> **Set exercise 1**
Lay out only the lines of the records from the line with "- x-tick-label: 14: [375, 451, 391, 467]" up to and including the line with "- x-tick-label: 10: [286, 451, 302, 467]" as a Markdown table with the columns Row and Line. Number each row and omit any blank lines.

> **Text shown**
The proposal generally looks good to me.

One thing that was important to me in earlier web frameworks I worked on (mostly in Python) was modularity of the routing, where a top-level table of contents delegates some part of the URL space to a lower-level table of contents. This makes it possible to write reusable modules that can be “plugged” into applications in a simple way.

I think this would be supported by the current proposal, but just wanted to throw this out there/check that that this can work.

1 Like

The syntax for routes is very simple: URLs with zero or more {} segments, possibly ending in a * segment (for matching an arbitrary “rest” of the URL).

Only supporting multi-segment matching at the end can be limiting for some usecases. http://git.nemo157.com/grarr/blob/master/README.md and http://git.nemo157.com/forks/maud/blob/master/README.md are both currently handled via a /*repo/blob/:ref/*path route matcher (* for multi-segment match and : for single segment match), the route recognizer (a fork of conduit's) still guarantees a unique handler matched based on prioritization of the matchers (literal segment > single segment > multi-segment).

If there’s a mismatch between the number of {} or * segments and the corresponding Path and Glob extractors in an endpoint, the resource builder API will panic on endpoint registration .

How does this work? If I were to re-implement grarr on Tide I think I would want to implement a custom Repository extractor that takes the first path segment then finds and initializes the libgit2 repository based on the path. How can the resource builder know that this custom extractor will consume a dynamic path segment? (or are custom extractors not a thing?)

Can you explain the impactful difference in this specific scenario?

> **Data extract**
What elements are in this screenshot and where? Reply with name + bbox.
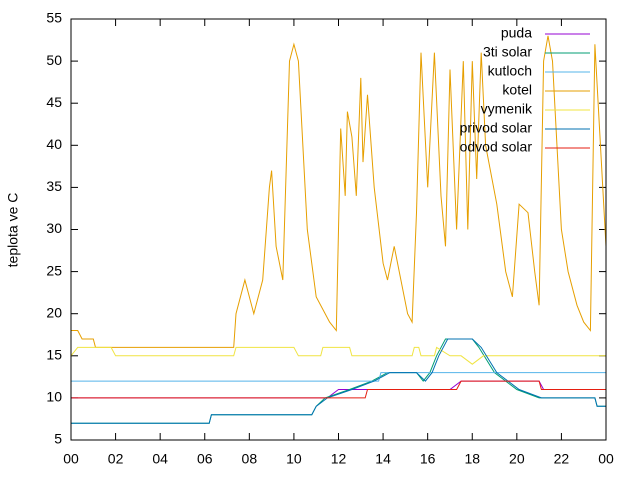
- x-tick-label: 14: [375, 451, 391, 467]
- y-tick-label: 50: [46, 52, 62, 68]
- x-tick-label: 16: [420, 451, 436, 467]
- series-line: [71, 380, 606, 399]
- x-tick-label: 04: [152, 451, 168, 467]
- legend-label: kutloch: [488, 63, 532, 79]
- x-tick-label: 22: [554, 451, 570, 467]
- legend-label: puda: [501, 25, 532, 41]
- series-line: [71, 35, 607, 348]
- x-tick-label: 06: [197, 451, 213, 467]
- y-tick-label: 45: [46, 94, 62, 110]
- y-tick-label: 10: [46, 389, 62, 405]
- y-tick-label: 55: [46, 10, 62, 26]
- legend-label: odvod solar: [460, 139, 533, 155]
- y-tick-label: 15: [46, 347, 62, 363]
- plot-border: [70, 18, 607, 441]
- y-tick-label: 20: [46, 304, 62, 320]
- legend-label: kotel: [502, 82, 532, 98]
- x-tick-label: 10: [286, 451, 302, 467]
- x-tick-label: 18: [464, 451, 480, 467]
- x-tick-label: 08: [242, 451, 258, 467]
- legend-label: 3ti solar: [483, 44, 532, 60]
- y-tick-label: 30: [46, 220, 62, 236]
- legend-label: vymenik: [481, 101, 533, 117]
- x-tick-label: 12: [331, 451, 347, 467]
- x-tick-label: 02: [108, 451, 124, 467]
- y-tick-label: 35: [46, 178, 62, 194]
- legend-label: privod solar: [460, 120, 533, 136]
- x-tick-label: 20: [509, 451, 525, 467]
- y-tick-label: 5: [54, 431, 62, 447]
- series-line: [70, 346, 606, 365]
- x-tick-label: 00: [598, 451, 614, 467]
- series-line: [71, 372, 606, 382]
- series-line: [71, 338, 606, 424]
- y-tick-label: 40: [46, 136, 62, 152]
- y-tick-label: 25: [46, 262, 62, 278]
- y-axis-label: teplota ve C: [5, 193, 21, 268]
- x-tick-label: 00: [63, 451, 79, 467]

...

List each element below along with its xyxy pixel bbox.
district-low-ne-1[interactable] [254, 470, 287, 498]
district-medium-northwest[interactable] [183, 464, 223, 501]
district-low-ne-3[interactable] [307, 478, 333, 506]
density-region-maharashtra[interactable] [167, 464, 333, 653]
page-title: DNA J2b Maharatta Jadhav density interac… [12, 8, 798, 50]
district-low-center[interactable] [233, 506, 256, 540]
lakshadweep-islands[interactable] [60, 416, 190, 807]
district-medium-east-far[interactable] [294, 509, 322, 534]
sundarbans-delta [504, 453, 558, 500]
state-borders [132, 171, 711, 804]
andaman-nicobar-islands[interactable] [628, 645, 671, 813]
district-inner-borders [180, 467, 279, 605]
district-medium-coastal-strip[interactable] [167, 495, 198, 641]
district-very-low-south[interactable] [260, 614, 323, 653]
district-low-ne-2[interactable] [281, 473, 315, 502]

> **Set exercise 2**
Copy the routing discussion word for word from "I think this" up to and including "segment > multi-segment).".

> **Output 1**
| Row | Line |
|---|---|
| 1 | - x-tick-label: 14: [375, 451, 391, 467] |
| 2 | - y-tick-label: 50: [46, 52, 62, 68] |
| 3 | - x-tick-label: 16: [420, 451, 436, 467] |
| 4 | - series-line: [71, 380, 606, 399] |
| 5 | - x-tick-label: 04: [152, 451, 168, 467] |
| 6 | - legend-label: kutloch: [488, 63, 532, 79] |
| 7 | - x-tick-label: 22: [554, 451, 570, 467] |
| 8 | - legend-label: puda: [501, 25, 532, 41] |
| 9 | - series-line: [71, 35, 607, 348] |
| 10 | - x-tick-label: 06: [197, 451, 213, 467] |
| 11 | - y-tick-label: 45: [46, 94, 62, 110] |
| 12 | - y-tick-label: 10: [46, 389, 62, 405] |
| 13 | - y-tick-label: 55: [46, 10, 62, 26] |
| 14 | - legend-label: odvod solar: [460, 139, 533, 155] |
| 15 | - y-tick-label: 15: [46, 347, 62, 363] |
| 16 | - plot-border: [70, 18, 607, 441] |
| 17 | - y-tick-label: 20: [46, 304, 62, 320] |
| 18 | - legend-label: kotel: [502, 82, 532, 98] |
| 19 | - x-tick-label: 10: [286, 451, 302, 467] |

> **Output 2**
I think this would be supported by the current proposal, but just wanted to throw this out there/check that that this can work.

1 Like

The syntax for routes is very simple: URLs with zero or more {} segments, possibly ending in a * segment (for matching an arbitrary “rest” of the URL).

Only supporting multi-segment matching at the end can be limiting for some usecases. http://git.nemo157.com/grarr/blob/master/README.md and http://git.nemo157.com/forks/maud/blob/master/README.md are both currently handled via a /*repo/blob/:ref/*path route matcher (* for multi-segment match and : for single segment match), the route recognizer (a fork of conduit's) still guarantees a unique handler matched based on prioritization of the matchers (literal segment > single segment > multi-segment).